* Given records
----------------

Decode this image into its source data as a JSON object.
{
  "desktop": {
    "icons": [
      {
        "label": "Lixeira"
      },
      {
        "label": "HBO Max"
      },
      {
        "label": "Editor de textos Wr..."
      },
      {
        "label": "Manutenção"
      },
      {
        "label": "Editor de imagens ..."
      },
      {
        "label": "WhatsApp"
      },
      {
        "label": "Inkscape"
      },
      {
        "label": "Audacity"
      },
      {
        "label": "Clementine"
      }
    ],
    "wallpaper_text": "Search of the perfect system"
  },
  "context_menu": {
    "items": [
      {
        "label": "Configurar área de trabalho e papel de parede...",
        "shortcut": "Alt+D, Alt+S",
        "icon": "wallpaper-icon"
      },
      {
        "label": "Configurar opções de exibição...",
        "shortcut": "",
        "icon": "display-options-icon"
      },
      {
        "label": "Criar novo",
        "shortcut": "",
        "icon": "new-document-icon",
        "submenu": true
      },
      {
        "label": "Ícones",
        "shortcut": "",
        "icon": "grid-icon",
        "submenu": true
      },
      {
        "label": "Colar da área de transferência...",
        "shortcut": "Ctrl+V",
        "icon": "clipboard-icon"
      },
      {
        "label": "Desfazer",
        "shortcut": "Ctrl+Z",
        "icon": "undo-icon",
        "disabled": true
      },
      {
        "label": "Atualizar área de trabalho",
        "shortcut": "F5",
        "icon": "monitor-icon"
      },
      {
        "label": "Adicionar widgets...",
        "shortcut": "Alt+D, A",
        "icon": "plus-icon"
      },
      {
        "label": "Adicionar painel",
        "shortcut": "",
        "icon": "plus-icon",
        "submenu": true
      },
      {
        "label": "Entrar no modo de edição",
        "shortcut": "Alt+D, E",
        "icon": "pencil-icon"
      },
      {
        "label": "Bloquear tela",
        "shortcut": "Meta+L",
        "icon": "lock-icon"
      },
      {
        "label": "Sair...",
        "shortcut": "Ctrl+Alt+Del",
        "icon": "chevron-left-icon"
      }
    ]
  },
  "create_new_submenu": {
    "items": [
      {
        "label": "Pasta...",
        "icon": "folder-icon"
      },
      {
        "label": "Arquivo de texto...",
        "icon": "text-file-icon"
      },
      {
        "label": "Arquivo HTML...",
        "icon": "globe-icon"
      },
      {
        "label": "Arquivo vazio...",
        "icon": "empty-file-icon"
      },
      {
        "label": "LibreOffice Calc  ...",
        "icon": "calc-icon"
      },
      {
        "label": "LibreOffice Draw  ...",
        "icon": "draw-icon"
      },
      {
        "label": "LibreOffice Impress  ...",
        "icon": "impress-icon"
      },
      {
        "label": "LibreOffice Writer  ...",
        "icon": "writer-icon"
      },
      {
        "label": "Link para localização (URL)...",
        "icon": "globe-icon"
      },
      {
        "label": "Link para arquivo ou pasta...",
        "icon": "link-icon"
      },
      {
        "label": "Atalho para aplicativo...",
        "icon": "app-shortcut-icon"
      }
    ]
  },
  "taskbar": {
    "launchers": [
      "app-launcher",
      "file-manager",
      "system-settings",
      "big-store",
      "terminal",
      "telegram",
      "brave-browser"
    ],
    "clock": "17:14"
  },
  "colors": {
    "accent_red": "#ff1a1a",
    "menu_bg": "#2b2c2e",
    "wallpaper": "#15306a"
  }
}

----------------

* The problem
Gather every line from the listing above in which the word "system" appears.

* Answer to this task
    "wallpaper_text": "Search of the perfect system"
      "system-settings",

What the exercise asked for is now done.